### INFORMATION GIVEN

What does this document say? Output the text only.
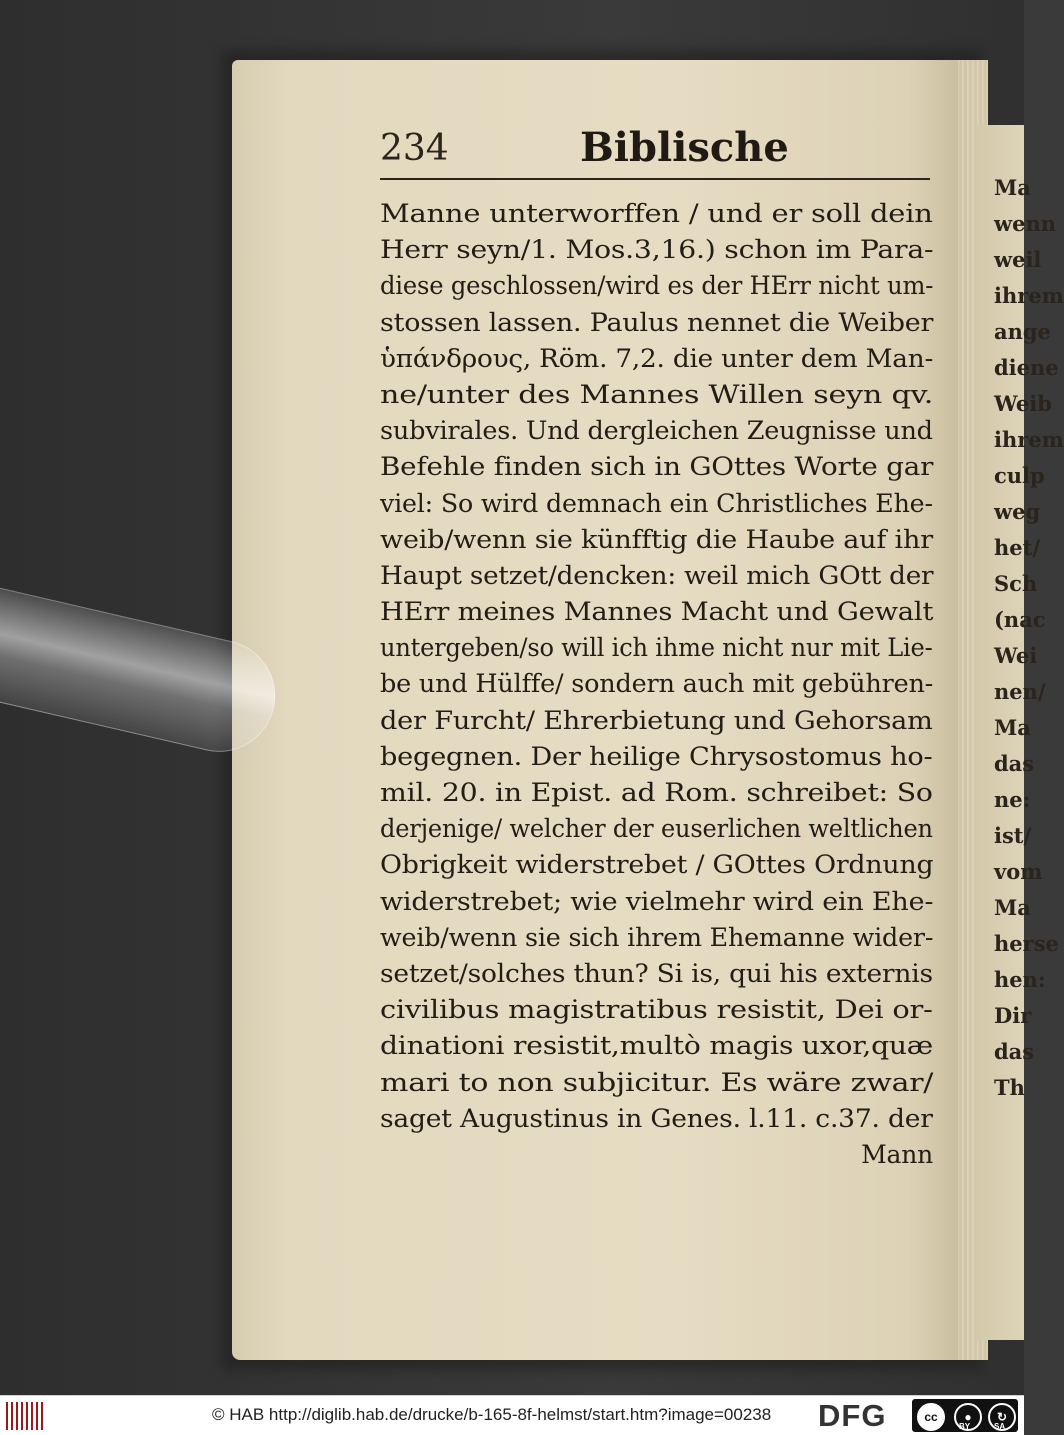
Ma
wenn
weil
ihrem
ange
diene
Weib
ihrem
culp
weg
het/
Sch
(nac
Wei
nen/
Ma
das
ne:
ist/
vom
Ma
herse
hen:
Dir
das
Th
234	Biblische
Manne unterworffen / und er soll dein
Herr seyn/1. Mos.3,16.) schon im Para-
diese geschlossen/wird es der HErr nicht um-
stossen lassen. Paulus nennet die Weiber
ὑπάνδρους, Röm. 7,2. die unter dem Man-
ne/unter des Mannes Willen seyn qv.
subvirales. Und dergleichen Zeugnisse und
Befehle finden sich in GOttes Worte gar
viel: So wird demnach ein Christliches Ehe-
weib/wenn sie künfftig die Haube auf ihr
Haupt setzet/dencken: weil mich GOtt der
HErr meines Mannes Macht und Gewalt
untergeben/so will ich ihme nicht nur mit Lie-
be und Hülffe/ sondern auch mit gebühren-
der Furcht/ Ehrerbietung und Gehorsam
begegnen. Der heilige Chrysostomus ho-
mil. 20. in Epist. ad Rom. schreibet: So
derjenige/ welcher der euserlichen weltlichen
Obrigkeit widerstrebet / GOttes Ordnung
widerstrebet; wie vielmehr wird ein Ehe-
weib/wenn sie sich ihrem Ehemanne wider-
setzet/solches thun? Si is, qui his externis
civilibus magistratibus resistit, Dei or-
dinationi resistit,multò magis uxor,quæ
mari to non subjicitur. Es wäre zwar/
saget Augustinus in Genes. l.11. c.37. der
Mann
© HAB http://diglib.hab.de/drucke/b-165-8f-helmst/start.htm?image=00238 DFG	cc	●	↻
BY	SA
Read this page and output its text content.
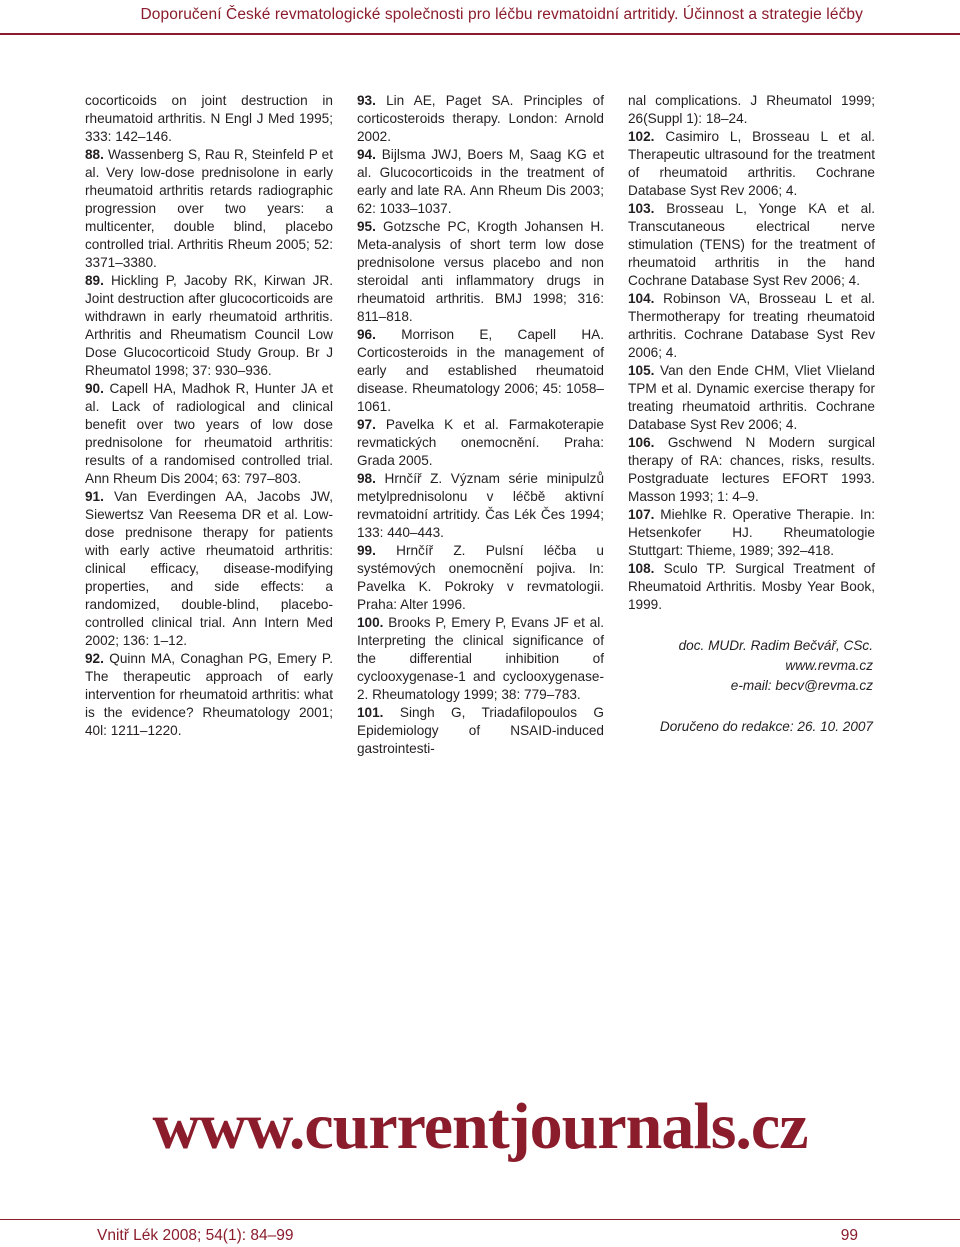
Doporučení České revmatologické společnosti pro léčbu revmatoidní artritidy. Účinnost a strategie léčby
cocorticoids on joint destruction in rheumatoid arthritis. N Engl J Med 1995; 333: 142–146.
88. Wassenberg S, Rau R, Steinfeld P et al. Very low-dose prednisolone in early rheumatoid arthritis retards radiographic progression over two years: a multicenter, double blind, placebo controlled trial. Arthritis Rheum 2005; 52: 3371–3380.
89. Hickling P, Jacoby RK, Kirwan JR. Joint destruction after glucocorticoids are withdrawn in early rheumatoid arthritis. Arthritis and Rheumatism Council Low Dose Glucocorticoid Study Group. Br J Rheumatol 1998; 37: 930–936.
90. Capell HA, Madhok R, Hunter JA et al. Lack of radiological and clinical benefit over two years of low dose prednisolone for rheumatoid arthritis: results of a randomised controlled trial. Ann Rheum Dis 2004; 63: 797–803.
91. Van Everdingen AA, Jacobs JW, Siewertsz Van Reesema DR et al. Low-dose prednisone therapy for patients with early active rheumatoid arthritis: clinical efficacy, disease-modifying properties, and side effects: a randomized, double-blind, placebo-controlled clinical trial. Ann Intern Med 2002; 136: 1–12.
92. Quinn MA, Conaghan PG, Emery P. The therapeutic approach of early intervention for rheumatoid arthritis: what is the evidence? Rheumatology 2001; 40l: 1211–1220.
93. Lin AE, Paget SA. Principles of corticosteroids therapy. London: Arnold 2002.
94. Bijlsma JWJ, Boers M, Saag KG et al. Glucocorticoids in the treatment of early and late RA. Ann Rheum Dis 2003; 62: 1033–1037.
95. Gotzsche PC, Krogth Johansen H. Meta-analysis of short term low dose prednisolone versus placebo and non steroidal anti inflammatory drugs in rheumatoid arthritis. BMJ 1998; 316: 811–818.
96. Morrison E, Capell HA. Corticosteroids in the management of early and established rheumatoid disease. Rheumatology 2006; 45: 1058–1061.
97. Pavelka K et al. Farmakoterapie revmatických onemocnění. Praha: Grada 2005.
98. Hrnčíř Z. Význam série minipulzů metylprednisolonu v léčbě aktivní revmatoidní artritidy. Čas Lék Čes 1994; 133: 440–443.
99. Hrnčíř Z. Pulsní léčba u systémových onemocnění pojiva. In: Pavelka K. Pokroky v revmatologii. Praha: Alter 1996.
100. Brooks P, Emery P, Evans JF et al. Interpreting the clinical significance of the differential inhibition of cyclooxygenase-1 and cyclooxygenase-2. Rheumatology 1999; 38: 779–783.
101. Singh G, Triadafilopoulos G Epidemiology of NSAID-induced gastrointesti-
nal complications. J Rheumatol 1999; 26(Suppl 1): 18–24.
102. Casimiro L, Brosseau L et al. Therapeutic ultrasound for the treatment of rheumatoid arthritis. Cochrane Database Syst Rev 2006; 4.
103. Brosseau L, Yonge KA et al. Transcutaneous electrical nerve stimulation (TENS) for the treatment of rheumatoid arthritis in the hand Cochrane Database Syst Rev 2006; 4.
104. Robinson VA, Brosseau L et al. Thermotherapy for treating rheumatoid arthritis. Cochrane Database Syst Rev 2006; 4.
105. Van den Ende CHM, Vliet Vlieland TPM et al. Dynamic exercise therapy for treating rheumatoid arthritis. Cochrane Database Syst Rev 2006; 4.
106. Gschwend N Modern surgical therapy of RA: chances, risks, results. Postgraduate lectures EFORT 1993. Masson 1993; 1: 4–9.
107. Miehlke R. Operative Therapie. In: Hetsenkofer HJ. Rheumatologie Stuttgart: Thieme, 1989; 392–418.
108. Sculo TP. Surgical Treatment of Rheumatoid Arthritis. Mosby Year Book, 1999.
doc. MUDr. Radim Bečvář, CSc.
www.revma.cz
e-mail: becv@revma.cz
Doručeno do redakce: 26. 10. 2007
www.currentjournals.cz
Vnitř Lék 2008; 54(1): 84–99	99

### TASK DIRECTIONS
Leave the pictures out, then print every entry exactly as it reads.

### RESULT BELOW
What does this document say? Output the text only.
Ma
wenn
weil
ihrem
ange
diene
Weib
ihrem
culp
weg
het/
Sch
(nac
Wei
nen/
Ma
das
ne:
ist/
vom
Ma
herse
hen:
Dir
das
Th
234	Biblische
Manne unterworffen / und er soll dein
Herr seyn/1. Mos.3,16.) schon im Para-
diese geschlossen/wird es der HErr nicht um-
stossen lassen. Paulus nennet die Weiber
ὑπάνδρους, Röm. 7,2. die unter dem Man-
ne/unter des Mannes Willen seyn qv.
subvirales. Und dergleichen Zeugnisse und
Befehle finden sich in GOttes Worte gar
viel: So wird demnach ein Christliches Ehe-
weib/wenn sie künfftig die Haube auf ihr
Haupt setzet/dencken: weil mich GOtt der
HErr meines Mannes Macht und Gewalt
untergeben/so will ich ihme nicht nur mit Lie-
be und Hülffe/ sondern auch mit gebühren-
der Furcht/ Ehrerbietung und Gehorsam
begegnen. Der heilige Chrysostomus ho-
mil. 20. in Epist. ad Rom. schreibet: So
derjenige/ welcher der euserlichen weltlichen
Obrigkeit widerstrebet / GOttes Ordnung
widerstrebet; wie vielmehr wird ein Ehe-
weib/wenn sie sich ihrem Ehemanne wider-
setzet/solches thun? Si is, qui his externis
civilibus magistratibus resistit, Dei or-
dinationi resistit,multò magis uxor,quæ
mari to non subjicitur. Es wäre zwar/
saget Augustinus in Genes. l.11. c.37. der
Mann
© HAB http://diglib.hab.de/drucke/b-165-8f-helmst/start.htm?image=00238 DFG	cc	●	↻
BY	SA
Read this page and output its text content.
Doporučení České revmatologické společnosti pro léčbu revmatoidní artritidy. Účinnost a strategie léčby
cocorticoids on joint destruction in rheumatoid arthritis. N Engl J Med 1995; 333: 142–146.
88. Wassenberg S, Rau R, Steinfeld P et al. Very low-dose prednisolone in early rheumatoid arthritis retards radiographic progression over two years: a multicenter, double blind, placebo controlled trial. Arthritis Rheum 2005; 52: 3371–3380.
89. Hickling P, Jacoby RK, Kirwan JR. Joint destruction after glucocorticoids are withdrawn in early rheumatoid arthritis. Arthritis and Rheumatism Council Low Dose Glucocorticoid Study Group. Br J Rheumatol 1998; 37: 930–936.
90. Capell HA, Madhok R, Hunter JA et al. Lack of radiological and clinical benefit over two years of low dose prednisolone for rheumatoid arthritis: results of a randomised controlled trial. Ann Rheum Dis 2004; 63: 797–803.
91. Van Everdingen AA, Jacobs JW, Siewertsz Van Reesema DR et al. Low-dose prednisone therapy for patients with early active rheumatoid arthritis: clinical efficacy, disease-modifying properties, and side effects: a randomized, double-blind, placebo-controlled clinical trial. Ann Intern Med 2002; 136: 1–12.
92. Quinn MA, Conaghan PG, Emery P. The therapeutic approach of early intervention for rheumatoid arthritis: what is the evidence? Rheumatology 2001; 40l: 1211–1220.
93. Lin AE, Paget SA. Principles of corticosteroids therapy. London: Arnold 2002.
94. Bijlsma JWJ, Boers M, Saag KG et al. Glucocorticoids in the treatment of early and late RA. Ann Rheum Dis 2003; 62: 1033–1037.
95. Gotzsche PC, Krogth Johansen H. Meta-analysis of short term low dose prednisolone versus placebo and non steroidal anti inflammatory drugs in rheumatoid arthritis. BMJ 1998; 316: 811–818.
96. Morrison E, Capell HA. Corticosteroids in the management of early and established rheumatoid disease. Rheumatology 2006; 45: 1058–1061.
97. Pavelka K et al. Farmakoterapie revmatických onemocnění. Praha: Grada 2005.
98. Hrnčíř Z. Význam série minipulzů metylprednisolonu v léčbě aktivní revmatoidní artritidy. Čas Lék Čes 1994; 133: 440–443.
99. Hrnčíř Z. Pulsní léčba u systémových onemocnění pojiva. In: Pavelka K. Pokroky v revmatologii. Praha: Alter 1996.
100. Brooks P, Emery P, Evans JF et al. Interpreting the clinical significance of the differential inhibition of cyclooxygenase-1 and cyclooxygenase-2. Rheumatology 1999; 38: 779–783.
101. Singh G, Triadafilopoulos G Epidemiology of NSAID-induced gastrointesti-
nal complications. J Rheumatol 1999; 26(Suppl 1): 18–24.
102. Casimiro L, Brosseau L et al. Therapeutic ultrasound for the treatment of rheumatoid arthritis. Cochrane Database Syst Rev 2006; 4.
103. Brosseau L, Yonge KA et al. Transcutaneous electrical nerve stimulation (TENS) for the treatment of rheumatoid arthritis in the hand Cochrane Database Syst Rev 2006; 4.
104. Robinson VA, Brosseau L et al. Thermotherapy for treating rheumatoid arthritis. Cochrane Database Syst Rev 2006; 4.
105. Van den Ende CHM, Vliet Vlieland TPM et al. Dynamic exercise therapy for treating rheumatoid arthritis. Cochrane Database Syst Rev 2006; 4.
106. Gschwend N Modern surgical therapy of RA: chances, risks, results. Postgraduate lectures EFORT 1993. Masson 1993; 1: 4–9.
107. Miehlke R. Operative Therapie. In: Hetsenkofer HJ. Rheumatologie Stuttgart: Thieme, 1989; 392–418.
108. Sculo TP. Surgical Treatment of Rheumatoid Arthritis. Mosby Year Book, 1999.
doc. MUDr. Radim Bečvář, CSc.
www.revma.cz
e-mail: becv@revma.cz
Doručeno do redakce: 26. 10. 2007
www.currentjournals.cz
Vnitř Lék 2008; 54(1): 84–99	99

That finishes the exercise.